● WORK REQUIRED: Copy out the entries below precisely; nothing is to be omitted.

● Dataset rows:
# # # #
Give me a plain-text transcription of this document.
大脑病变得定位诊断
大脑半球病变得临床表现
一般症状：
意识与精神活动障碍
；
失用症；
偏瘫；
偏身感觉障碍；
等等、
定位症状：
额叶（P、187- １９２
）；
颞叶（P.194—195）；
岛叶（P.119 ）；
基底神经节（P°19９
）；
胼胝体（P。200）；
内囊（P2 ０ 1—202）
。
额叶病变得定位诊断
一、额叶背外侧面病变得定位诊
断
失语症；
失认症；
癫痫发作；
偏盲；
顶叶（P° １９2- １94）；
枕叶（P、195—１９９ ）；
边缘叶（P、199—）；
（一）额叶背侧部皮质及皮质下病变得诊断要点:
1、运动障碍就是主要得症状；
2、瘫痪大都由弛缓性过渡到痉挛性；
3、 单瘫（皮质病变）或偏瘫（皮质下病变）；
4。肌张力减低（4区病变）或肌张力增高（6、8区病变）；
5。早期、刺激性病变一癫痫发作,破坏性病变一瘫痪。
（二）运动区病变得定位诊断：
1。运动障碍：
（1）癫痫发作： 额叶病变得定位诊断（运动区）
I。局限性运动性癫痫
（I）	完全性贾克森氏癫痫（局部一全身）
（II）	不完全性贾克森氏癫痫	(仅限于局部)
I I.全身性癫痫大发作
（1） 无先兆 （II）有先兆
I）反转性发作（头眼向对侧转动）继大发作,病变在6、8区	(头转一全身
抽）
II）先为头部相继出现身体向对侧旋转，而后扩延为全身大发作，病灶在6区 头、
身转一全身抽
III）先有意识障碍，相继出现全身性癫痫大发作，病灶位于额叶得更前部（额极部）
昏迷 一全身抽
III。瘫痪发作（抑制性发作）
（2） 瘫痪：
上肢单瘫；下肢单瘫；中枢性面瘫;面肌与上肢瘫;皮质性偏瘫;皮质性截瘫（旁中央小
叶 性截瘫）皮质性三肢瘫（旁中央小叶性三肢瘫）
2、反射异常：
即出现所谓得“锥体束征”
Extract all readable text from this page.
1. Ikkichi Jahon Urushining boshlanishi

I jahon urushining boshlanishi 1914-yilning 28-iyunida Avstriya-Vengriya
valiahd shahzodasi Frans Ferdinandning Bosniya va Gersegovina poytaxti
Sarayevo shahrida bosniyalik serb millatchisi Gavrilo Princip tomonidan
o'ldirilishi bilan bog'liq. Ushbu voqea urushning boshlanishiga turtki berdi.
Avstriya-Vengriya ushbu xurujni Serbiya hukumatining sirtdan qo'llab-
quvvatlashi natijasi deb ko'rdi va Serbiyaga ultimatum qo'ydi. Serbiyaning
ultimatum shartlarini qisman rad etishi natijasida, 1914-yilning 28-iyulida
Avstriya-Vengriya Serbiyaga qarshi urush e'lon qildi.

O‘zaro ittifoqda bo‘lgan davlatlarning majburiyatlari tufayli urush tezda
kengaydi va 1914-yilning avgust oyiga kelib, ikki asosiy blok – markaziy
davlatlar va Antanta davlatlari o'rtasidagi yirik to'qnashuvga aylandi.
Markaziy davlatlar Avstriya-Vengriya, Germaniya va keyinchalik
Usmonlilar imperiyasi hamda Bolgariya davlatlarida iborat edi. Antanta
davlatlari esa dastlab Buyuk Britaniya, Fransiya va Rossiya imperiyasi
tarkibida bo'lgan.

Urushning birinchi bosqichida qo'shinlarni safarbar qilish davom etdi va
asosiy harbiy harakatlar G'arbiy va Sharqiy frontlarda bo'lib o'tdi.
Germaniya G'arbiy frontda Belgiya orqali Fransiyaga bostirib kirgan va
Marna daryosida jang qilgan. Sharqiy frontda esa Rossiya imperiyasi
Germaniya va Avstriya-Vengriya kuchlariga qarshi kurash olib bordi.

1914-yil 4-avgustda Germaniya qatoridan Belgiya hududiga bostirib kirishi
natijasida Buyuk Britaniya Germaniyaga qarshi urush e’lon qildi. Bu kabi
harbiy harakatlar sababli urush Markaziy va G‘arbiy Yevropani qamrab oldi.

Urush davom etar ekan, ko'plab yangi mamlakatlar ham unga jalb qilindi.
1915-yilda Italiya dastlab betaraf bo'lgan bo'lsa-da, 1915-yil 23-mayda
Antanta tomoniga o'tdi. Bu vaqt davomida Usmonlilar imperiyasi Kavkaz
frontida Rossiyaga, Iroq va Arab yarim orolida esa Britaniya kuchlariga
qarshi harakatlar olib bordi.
# # # #
● ANSWER TO THIS PROBLEM:
Give me a plain-text transcription of this document.
大脑病变得定位诊断
大脑半球病变得临床表现
一般症状：
意识与精神活动障碍
；
失用症；
偏瘫；
偏身感觉障碍；
等等、
定位症状：
额叶（P、187- １９２
）；
颞叶（P.194—195）；
岛叶（P.119 ）；
基底神经节（P°19９
）；
胼胝体（P。200）；
内囊（P2 ０ 1—202）
。
额叶病变得定位诊断
一、额叶背外侧面病变得定位诊
断
失语症；
失认症；
癫痫发作；
偏盲；
顶叶（P° １９2- １94）；
枕叶（P、195—１９９ ）；
边缘叶（P、199—）；
（一）额叶背侧部皮质及皮质下病变得诊断要点:
1、运动障碍就是主要得症状；
2、瘫痪大都由弛缓性过渡到痉挛性；
3、 单瘫（皮质病变）或偏瘫（皮质下病变）；
4。肌张力减低（4区病变）或肌张力增高（6、8区病变）；
5。早期、刺激性病变一癫痫发作,破坏性病变一瘫痪。
（二）运动区病变得定位诊断：
1。运动障碍：
（1）癫痫发作： 额叶病变得定位诊断（运动区）
I。局限性运动性癫痫
（I）	完全性贾克森氏癫痫（局部一全身）
（II）	不完全性贾克森氏癫痫	(仅限于局部)
I I.全身性癫痫大发作
（1） 无先兆 （II）有先兆
I）反转性发作（头眼向对侧转动）继大发作,病变在6、8区	(头转一全身
抽）
II）先为头部相继出现身体向对侧旋转，而后扩延为全身大发作，病灶在6区 头、
身转一全身抽
III）先有意识障碍，相继出现全身性癫痫大发作，病灶位于额叶得更前部（额极部）
昏迷 一全身抽
III。瘫痪发作（抑制性发作）
（2） 瘫痪：
上肢单瘫；下肢单瘫；中枢性面瘫;面肌与上肢瘫;皮质性偏瘫;皮质性截瘫（旁中央小
叶 性截瘫）皮质性三肢瘫（旁中央小叶性三肢瘫）
2、反射异常：
即出现所谓得“锥体束征”
Extract all readable text from this page.
1. Ikkichi Jahon Urushining boshlanishi

I jahon urushining boshlanishi 1914-yilning 28-iyunida Avstriya-Vengriya
valiahd shahzodasi Frans Ferdinandning Bosniya va Gersegovina poytaxti
Sarayevo shahrida bosniyalik serb millatchisi Gavrilo Princip tomonidan
o'ldirilishi bilan bog'liq. Ushbu voqea urushning boshlanishiga turtki berdi.
Avstriya-Vengriya ushbu xurujni Serbiya hukumatining sirtdan qo'llab-
quvvatlashi natijasi deb ko'rdi va Serbiyaga ultimatum qo'ydi. Serbiyaning
ultimatum shartlarini qisman rad etishi natijasida, 1914-yilning 28-iyulida
Avstriya-Vengriya Serbiyaga qarshi urush e'lon qildi.

O‘zaro ittifoqda bo‘lgan davlatlarning majburiyatlari tufayli urush tezda
kengaydi va 1914-yilning avgust oyiga kelib, ikki asosiy blok – markaziy
davlatlar va Antanta davlatlari o'rtasidagi yirik to'qnashuvga aylandi.
Markaziy davlatlar Avstriya-Vengriya, Germaniya va keyinchalik
Usmonlilar imperiyasi hamda Bolgariya davlatlarida iborat edi. Antanta
davlatlari esa dastlab Buyuk Britaniya, Fransiya va Rossiya imperiyasi
tarkibida bo'lgan.

Urushning birinchi bosqichida qo'shinlarni safarbar qilish davom etdi va
asosiy harbiy harakatlar G'arbiy va Sharqiy frontlarda bo'lib o'tdi.
Germaniya G'arbiy frontda Belgiya orqali Fransiyaga bostirib kirgan va
Marna daryosida jang qilgan. Sharqiy frontda esa Rossiya imperiyasi
Germaniya va Avstriya-Vengriya kuchlariga qarshi kurash olib bordi.

1914-yil 4-avgustda Germaniya qatoridan Belgiya hududiga bostirib kirishi
natijasida Buyuk Britaniya Germaniyaga qarshi urush e’lon qildi. Bu kabi
harbiy harakatlar sababli urush Markaziy va G‘arbiy Yevropani qamrab oldi.

Urush davom etar ekan, ko'plab yangi mamlakatlar ham unga jalb qilindi.
1915-yilda Italiya dastlab betaraf bo'lgan bo'lsa-da, 1915-yil 23-mayda
Antanta tomoniga o'tdi. Bu vaqt davomida Usmonlilar imperiyasi Kavkaz
frontida Rossiyaga, Iroq va Arab yarim orolida esa Britaniya kuchlariga
qarshi harakatlar olib bordi.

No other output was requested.